◆ **TASK OBJECTIVE**
Could you extract every entry below and reproduce it exactly?

+++ SOURCE DATA

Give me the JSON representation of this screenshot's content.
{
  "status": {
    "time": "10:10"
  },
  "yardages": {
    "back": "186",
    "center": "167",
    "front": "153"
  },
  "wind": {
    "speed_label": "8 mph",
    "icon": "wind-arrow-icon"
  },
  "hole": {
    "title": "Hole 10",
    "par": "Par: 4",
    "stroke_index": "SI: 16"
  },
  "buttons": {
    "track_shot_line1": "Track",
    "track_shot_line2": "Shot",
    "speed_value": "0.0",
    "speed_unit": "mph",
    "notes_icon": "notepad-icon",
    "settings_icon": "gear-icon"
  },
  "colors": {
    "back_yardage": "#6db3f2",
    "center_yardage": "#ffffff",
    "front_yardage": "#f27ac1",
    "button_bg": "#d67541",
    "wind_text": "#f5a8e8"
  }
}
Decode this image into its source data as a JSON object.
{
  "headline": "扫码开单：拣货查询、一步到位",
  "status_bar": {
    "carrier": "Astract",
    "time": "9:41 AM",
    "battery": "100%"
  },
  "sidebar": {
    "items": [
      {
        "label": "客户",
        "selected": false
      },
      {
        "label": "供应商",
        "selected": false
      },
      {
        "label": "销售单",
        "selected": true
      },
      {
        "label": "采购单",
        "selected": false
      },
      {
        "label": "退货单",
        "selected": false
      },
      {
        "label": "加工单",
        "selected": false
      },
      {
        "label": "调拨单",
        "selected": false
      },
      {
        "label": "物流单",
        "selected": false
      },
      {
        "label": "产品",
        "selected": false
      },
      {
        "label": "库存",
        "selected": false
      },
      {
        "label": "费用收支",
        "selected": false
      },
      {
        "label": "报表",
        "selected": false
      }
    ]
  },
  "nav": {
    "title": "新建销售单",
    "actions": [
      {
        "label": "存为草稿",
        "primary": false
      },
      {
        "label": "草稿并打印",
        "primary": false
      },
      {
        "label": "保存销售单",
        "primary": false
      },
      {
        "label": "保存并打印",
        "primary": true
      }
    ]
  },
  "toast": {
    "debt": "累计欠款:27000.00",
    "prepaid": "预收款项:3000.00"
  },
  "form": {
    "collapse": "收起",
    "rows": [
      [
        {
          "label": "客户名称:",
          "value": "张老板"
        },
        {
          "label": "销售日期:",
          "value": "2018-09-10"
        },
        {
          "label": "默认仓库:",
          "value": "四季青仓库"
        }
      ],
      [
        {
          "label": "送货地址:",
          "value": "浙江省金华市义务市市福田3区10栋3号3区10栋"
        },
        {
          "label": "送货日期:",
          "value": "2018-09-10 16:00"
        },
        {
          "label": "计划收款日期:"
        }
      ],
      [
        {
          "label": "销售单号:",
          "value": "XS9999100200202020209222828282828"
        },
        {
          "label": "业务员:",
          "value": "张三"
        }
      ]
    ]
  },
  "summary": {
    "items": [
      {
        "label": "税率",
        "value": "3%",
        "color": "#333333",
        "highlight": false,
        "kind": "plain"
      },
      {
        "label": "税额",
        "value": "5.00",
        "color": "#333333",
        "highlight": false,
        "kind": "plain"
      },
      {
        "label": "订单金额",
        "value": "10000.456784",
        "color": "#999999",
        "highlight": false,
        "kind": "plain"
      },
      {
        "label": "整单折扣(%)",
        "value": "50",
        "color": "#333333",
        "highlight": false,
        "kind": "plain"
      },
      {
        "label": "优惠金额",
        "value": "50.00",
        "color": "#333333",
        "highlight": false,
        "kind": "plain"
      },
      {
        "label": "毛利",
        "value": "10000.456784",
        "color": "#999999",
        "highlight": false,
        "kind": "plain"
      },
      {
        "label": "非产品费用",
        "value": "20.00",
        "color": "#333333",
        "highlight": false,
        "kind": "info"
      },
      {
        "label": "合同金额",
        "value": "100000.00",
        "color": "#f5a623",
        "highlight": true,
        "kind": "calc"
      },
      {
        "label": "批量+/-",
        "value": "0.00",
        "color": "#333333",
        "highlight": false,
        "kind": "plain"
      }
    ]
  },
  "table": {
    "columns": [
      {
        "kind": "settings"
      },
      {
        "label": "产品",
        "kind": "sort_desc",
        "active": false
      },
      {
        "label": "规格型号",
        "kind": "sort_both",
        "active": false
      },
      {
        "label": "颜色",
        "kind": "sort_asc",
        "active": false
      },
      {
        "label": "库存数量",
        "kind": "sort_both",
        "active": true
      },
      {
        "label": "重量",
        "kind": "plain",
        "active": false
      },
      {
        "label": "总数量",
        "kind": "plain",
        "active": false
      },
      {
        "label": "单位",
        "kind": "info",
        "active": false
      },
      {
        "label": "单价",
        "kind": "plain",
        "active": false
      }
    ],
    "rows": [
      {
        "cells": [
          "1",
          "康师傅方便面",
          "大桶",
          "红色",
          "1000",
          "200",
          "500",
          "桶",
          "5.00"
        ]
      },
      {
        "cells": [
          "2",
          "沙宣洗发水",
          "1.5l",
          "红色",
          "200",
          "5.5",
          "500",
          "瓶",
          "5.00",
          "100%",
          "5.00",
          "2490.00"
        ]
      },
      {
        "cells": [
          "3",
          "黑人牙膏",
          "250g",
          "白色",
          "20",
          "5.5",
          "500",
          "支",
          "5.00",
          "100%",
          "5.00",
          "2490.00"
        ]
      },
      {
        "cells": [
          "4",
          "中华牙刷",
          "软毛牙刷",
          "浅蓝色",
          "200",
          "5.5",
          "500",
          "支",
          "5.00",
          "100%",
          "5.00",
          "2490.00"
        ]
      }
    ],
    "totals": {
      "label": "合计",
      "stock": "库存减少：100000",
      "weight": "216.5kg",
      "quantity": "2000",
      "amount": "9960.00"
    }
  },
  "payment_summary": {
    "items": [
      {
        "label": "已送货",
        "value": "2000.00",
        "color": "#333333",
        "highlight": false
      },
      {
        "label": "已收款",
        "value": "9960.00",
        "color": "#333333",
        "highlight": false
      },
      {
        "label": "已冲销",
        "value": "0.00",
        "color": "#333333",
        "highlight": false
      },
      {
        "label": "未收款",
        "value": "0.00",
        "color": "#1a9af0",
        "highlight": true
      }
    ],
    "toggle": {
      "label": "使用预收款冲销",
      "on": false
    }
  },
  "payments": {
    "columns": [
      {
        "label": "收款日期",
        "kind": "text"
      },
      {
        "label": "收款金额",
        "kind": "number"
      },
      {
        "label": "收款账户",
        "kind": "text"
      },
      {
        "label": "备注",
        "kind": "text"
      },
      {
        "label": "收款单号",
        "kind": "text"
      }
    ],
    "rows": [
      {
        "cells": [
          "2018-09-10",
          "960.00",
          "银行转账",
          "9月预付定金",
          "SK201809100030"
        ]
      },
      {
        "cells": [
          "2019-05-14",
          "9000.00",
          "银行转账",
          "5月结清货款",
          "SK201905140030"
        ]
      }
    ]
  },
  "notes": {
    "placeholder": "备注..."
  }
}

++++++

◆ **CORRECT ANSWER**
Give me the JSON representation of this screenshot's content.
{
  "status": {
    "time": "10:10"
  },
  "yardages": {
    "back": "186",
    "center": "167",
    "front": "153"
  },
  "wind": {
    "speed_label": "8 mph",
    "icon": "wind-arrow-icon"
  },
  "hole": {
    "title": "Hole 10",
    "par": "Par: 4",
    "stroke_index": "SI: 16"
  },
  "buttons": {
    "track_shot_line1": "Track",
    "track_shot_line2": "Shot",
    "speed_value": "0.0",
    "speed_unit": "mph",
    "notes_icon": "notepad-icon",
    "settings_icon": "gear-icon"
  },
  "colors": {
    "back_yardage": "#6db3f2",
    "center_yardage": "#ffffff",
    "front_yardage": "#f27ac1",
    "button_bg": "#d67541",
    "wind_text": "#f5a8e8"
  }
}
Decode this image into its source data as a JSON object.
{
  "headline": "扫码开单：拣货查询、一步到位",
  "status_bar": {
    "carrier": "Astract",
    "time": "9:41 AM",
    "battery": "100%"
  },
  "sidebar": {
    "items": [
      {
        "label": "客户",
        "selected": false
      },
      {
        "label": "供应商",
        "selected": false
      },
      {
        "label": "销售单",
        "selected": true
      },
      {
        "label": "采购单",
        "selected": false
      },
      {
        "label": "退货单",
        "selected": false
      },
      {
        "label": "加工单",
        "selected": false
      },
      {
        "label": "调拨单",
        "selected": false
      },
      {
        "label": "物流单",
        "selected": false
      },
      {
        "label": "产品",
        "selected": false
      },
      {
        "label": "库存",
        "selected": false
      },
      {
        "label": "费用收支",
        "selected": false
      },
      {
        "label": "报表",
        "selected": false
      }
    ]
  },
  "nav": {
    "title": "新建销售单",
    "actions": [
      {
        "label": "存为草稿",
        "primary": false
      },
      {
        "label": "草稿并打印",
        "primary": false
      },
      {
        "label": "保存销售单",
        "primary": false
      },
      {
        "label": "保存并打印",
        "primary": true
      }
    ]
  },
  "toast": {
    "debt": "累计欠款:27000.00",
    "prepaid": "预收款项:3000.00"
  },
  "form": {
    "collapse": "收起",
    "rows": [
      [
        {
          "label": "客户名称:",
          "value": "张老板"
        },
        {
          "label": "销售日期:",
          "value": "2018-09-10"
        },
        {
          "label": "默认仓库:",
          "value": "四季青仓库"
        }
      ],
      [
        {
          "label": "送货地址:",
          "value": "浙江省金华市义务市市福田3区10栋3号3区10栋"
        },
        {
          "label": "送货日期:",
          "value": "2018-09-10 16:00"
        },
        {
          "label": "计划收款日期:"
        }
      ],
      [
        {
          "label": "销售单号:",
          "value": "XS9999100200202020209222828282828"
        },
        {
          "label": "业务员:",
          "value": "张三"
        }
      ]
    ]
  },
  "summary": {
    "items": [
      {
        "label": "税率",
        "value": "3%",
        "color": "#333333",
        "highlight": false,
        "kind": "plain"
      },
      {
        "label": "税额",
        "value": "5.00",
        "color": "#333333",
        "highlight": false,
        "kind": "plain"
      },
      {
        "label": "订单金额",
        "value": "10000.456784",
        "color": "#999999",
        "highlight": false,
        "kind": "plain"
      },
      {
        "label": "整单折扣(%)",
        "value": "50",
        "color": "#333333",
        "highlight": false,
        "kind": "plain"
      },
      {
        "label": "优惠金额",
        "value": "50.00",
        "color": "#333333",
        "highlight": false,
        "kind": "plain"
      },
      {
        "label": "毛利",
        "value": "10000.456784",
        "color": "#999999",
        "highlight": false,
        "kind": "plain"
      },
      {
        "label": "非产品费用",
        "value": "20.00",
        "color": "#333333",
        "highlight": false,
        "kind": "info"
      },
      {
        "label": "合同金额",
        "value": "100000.00",
        "color": "#f5a623",
        "highlight": true,
        "kind": "calc"
      },
      {
        "label": "批量+/-",
        "value": "0.00",
        "color": "#333333",
        "highlight": false,
        "kind": "plain"
      }
    ]
  },
  "table": {
    "columns": [
      {
        "kind": "settings"
      },
      {
        "label": "产品",
        "kind": "sort_desc",
        "active": false
      },
      {
        "label": "规格型号",
        "kind": "sort_both",
        "active": false
      },
      {
        "label": "颜色",
        "kind": "sort_asc",
        "active": false
      },
      {
        "label": "库存数量",
        "kind": "sort_both",
        "active": true
      },
      {
        "label": "重量",
        "kind": "plain",
        "active": false
      },
      {
        "label": "总数量",
        "kind": "plain",
        "active": false
      },
      {
        "label": "单位",
        "kind": "info",
        "active": false
      },
      {
        "label": "单价",
        "kind": "plain",
        "active": false
      }
    ],
    "rows": [
      {
        "cells": [
          "1",
          "康师傅方便面",
          "大桶",
          "红色",
          "1000",
          "200",
          "500",
          "桶",
          "5.00"
        ]
      },
      {
        "cells": [
          "2",
          "沙宣洗发水",
          "1.5l",
          "红色",
          "200",
          "5.5",
          "500",
          "瓶",
          "5.00",
          "100%",
          "5.00",
          "2490.00"
        ]
      },
      {
        "cells": [
          "3",
          "黑人牙膏",
          "250g",
          "白色",
          "20",
          "5.5",
          "500",
          "支",
          "5.00",
          "100%",
          "5.00",
          "2490.00"
        ]
      },
      {
        "cells": [
          "4",
          "中华牙刷",
          "软毛牙刷",
          "浅蓝色",
          "200",
          "5.5",
          "500",
          "支",
          "5.00",
          "100%",
          "5.00",
          "2490.00"
        ]
      }
    ],
    "totals": {
      "label": "合计",
      "stock": "库存减少：100000",
      "weight": "216.5kg",
      "quantity": "2000",
      "amount": "9960.00"
    }
  },
  "payment_summary": {
    "items": [
      {
        "label": "已送货",
        "value": "2000.00",
        "color": "#333333",
        "highlight": false
      },
      {
        "label": "已收款",
        "value": "9960.00",
        "color": "#333333",
        "highlight": false
      },
      {
        "label": "已冲销",
        "value": "0.00",
        "color": "#333333",
        "highlight": false
      },
      {
        "label": "未收款",
        "value": "0.00",
        "color": "#1a9af0",
        "highlight": true
      }
    ],
    "toggle": {
      "label": "使用预收款冲销",
      "on": false
    }
  },
  "payments": {
    "columns": [
      {
        "label": "收款日期",
        "kind": "text"
      },
      {
        "label": "收款金额",
        "kind": "number"
      },
      {
        "label": "收款账户",
        "kind": "text"
      },
      {
        "label": "备注",
        "kind": "text"
      },
      {
        "label": "收款单号",
        "kind": "text"
      }
    ],
    "rows": [
      {
        "cells": [
          "2018-09-10",
          "960.00",
          "银行转账",
          "9月预付定金",
          "SK201809100030"
        ]
      },
      {
        "cells": [
          "2019-05-14",
          "9000.00",
          "银行转账",
          "5月结清货款",
          "SK201905140030"
        ]
      }
    ]
  },
  "notes": {
    "placeholder": "备注..."
  }
}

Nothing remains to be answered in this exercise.